> _STATED GOAL_:
Every line that contains the word "gåva" should be copied.

> _MATERIAL SUPPLIED_:
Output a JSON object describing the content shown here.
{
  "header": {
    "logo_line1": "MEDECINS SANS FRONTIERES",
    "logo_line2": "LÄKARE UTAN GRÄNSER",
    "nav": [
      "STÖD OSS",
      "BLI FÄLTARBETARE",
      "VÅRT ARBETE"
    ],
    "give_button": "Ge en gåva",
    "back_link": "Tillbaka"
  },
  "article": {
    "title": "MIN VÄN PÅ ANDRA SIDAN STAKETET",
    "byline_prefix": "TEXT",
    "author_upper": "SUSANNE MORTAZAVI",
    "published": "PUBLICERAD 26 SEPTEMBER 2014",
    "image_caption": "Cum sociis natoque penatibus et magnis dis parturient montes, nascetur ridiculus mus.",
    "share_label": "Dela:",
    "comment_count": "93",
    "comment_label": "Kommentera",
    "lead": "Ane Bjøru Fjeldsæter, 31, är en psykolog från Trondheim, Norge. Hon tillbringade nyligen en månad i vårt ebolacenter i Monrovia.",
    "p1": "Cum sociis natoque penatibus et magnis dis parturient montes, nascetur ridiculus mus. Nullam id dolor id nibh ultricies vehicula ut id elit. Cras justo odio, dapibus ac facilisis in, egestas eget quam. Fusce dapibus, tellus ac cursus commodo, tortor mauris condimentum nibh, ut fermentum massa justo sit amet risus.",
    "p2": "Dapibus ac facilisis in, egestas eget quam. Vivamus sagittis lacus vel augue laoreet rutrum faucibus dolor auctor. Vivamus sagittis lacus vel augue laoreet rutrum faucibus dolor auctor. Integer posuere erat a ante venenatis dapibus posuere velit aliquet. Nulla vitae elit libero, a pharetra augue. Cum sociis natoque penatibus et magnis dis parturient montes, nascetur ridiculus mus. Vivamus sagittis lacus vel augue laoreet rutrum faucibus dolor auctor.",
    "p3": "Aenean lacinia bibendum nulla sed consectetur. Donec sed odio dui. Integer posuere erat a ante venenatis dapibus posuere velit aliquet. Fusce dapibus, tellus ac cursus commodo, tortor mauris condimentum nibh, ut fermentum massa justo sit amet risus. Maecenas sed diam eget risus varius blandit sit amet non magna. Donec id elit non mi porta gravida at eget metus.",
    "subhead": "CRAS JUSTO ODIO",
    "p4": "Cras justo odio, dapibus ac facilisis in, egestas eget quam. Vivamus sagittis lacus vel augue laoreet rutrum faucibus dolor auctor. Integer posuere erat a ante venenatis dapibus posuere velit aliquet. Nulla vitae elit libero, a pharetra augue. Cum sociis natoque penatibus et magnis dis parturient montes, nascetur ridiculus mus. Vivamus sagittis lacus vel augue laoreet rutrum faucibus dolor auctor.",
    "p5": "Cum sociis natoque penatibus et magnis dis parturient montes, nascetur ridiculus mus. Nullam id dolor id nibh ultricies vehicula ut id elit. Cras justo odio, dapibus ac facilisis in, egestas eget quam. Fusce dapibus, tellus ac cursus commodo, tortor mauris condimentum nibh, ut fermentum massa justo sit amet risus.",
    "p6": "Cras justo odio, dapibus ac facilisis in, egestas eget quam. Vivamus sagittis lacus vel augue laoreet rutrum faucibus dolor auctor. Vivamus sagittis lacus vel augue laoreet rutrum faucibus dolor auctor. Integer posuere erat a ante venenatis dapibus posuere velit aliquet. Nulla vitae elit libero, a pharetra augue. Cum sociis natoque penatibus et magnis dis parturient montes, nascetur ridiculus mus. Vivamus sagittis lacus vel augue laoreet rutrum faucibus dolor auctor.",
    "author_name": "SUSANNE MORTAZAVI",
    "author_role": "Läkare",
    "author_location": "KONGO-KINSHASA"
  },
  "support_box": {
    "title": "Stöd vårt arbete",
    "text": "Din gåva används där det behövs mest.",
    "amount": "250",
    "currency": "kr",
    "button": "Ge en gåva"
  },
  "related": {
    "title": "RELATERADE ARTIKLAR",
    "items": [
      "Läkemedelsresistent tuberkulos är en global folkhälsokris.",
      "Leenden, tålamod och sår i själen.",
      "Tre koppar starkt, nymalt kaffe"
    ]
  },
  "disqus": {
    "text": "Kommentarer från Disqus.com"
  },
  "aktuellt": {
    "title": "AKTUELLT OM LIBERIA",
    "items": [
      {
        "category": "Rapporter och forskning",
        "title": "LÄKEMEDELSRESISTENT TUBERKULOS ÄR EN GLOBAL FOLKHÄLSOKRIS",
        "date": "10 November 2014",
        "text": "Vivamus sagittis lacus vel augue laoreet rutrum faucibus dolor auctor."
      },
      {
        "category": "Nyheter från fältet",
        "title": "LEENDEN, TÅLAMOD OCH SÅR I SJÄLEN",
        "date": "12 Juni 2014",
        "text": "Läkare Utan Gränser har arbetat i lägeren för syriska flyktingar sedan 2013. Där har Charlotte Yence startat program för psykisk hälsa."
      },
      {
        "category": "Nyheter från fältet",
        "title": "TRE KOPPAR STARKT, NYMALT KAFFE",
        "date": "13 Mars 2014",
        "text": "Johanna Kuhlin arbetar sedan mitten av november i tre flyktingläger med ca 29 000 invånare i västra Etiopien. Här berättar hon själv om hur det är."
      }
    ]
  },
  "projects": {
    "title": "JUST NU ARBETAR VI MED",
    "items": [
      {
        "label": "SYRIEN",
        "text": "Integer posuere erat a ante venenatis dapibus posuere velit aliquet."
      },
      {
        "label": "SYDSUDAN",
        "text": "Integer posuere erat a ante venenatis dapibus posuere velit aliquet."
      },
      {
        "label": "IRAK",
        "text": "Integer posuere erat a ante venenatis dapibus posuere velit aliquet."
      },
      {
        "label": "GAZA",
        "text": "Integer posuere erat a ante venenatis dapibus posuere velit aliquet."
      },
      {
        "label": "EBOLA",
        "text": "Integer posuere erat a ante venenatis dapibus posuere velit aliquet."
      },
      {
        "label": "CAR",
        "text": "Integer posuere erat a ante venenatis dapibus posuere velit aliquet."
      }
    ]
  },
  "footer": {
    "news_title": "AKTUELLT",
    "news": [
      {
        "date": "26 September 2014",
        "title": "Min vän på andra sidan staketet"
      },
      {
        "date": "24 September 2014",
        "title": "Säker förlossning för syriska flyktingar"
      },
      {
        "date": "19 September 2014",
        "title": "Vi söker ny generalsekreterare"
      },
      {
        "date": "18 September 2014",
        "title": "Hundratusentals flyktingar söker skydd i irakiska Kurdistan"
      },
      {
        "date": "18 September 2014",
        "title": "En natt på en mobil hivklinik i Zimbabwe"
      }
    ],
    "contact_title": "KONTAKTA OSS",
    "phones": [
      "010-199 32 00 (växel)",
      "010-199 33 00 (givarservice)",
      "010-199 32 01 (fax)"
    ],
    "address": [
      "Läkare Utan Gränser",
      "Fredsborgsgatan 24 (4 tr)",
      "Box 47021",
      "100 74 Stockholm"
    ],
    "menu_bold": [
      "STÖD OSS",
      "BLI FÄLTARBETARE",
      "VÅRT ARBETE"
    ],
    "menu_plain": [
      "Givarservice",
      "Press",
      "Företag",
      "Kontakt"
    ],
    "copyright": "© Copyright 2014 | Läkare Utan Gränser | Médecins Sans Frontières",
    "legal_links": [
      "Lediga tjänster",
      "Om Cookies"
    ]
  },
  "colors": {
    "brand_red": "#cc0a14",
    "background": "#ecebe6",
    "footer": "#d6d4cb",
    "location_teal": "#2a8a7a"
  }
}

> _EXERCISE RESPONSE_:
    "give_button": "Ge en gåva",
    "text": "Din gåva används där det behövs mest.",
    "button": "Ge en gåva"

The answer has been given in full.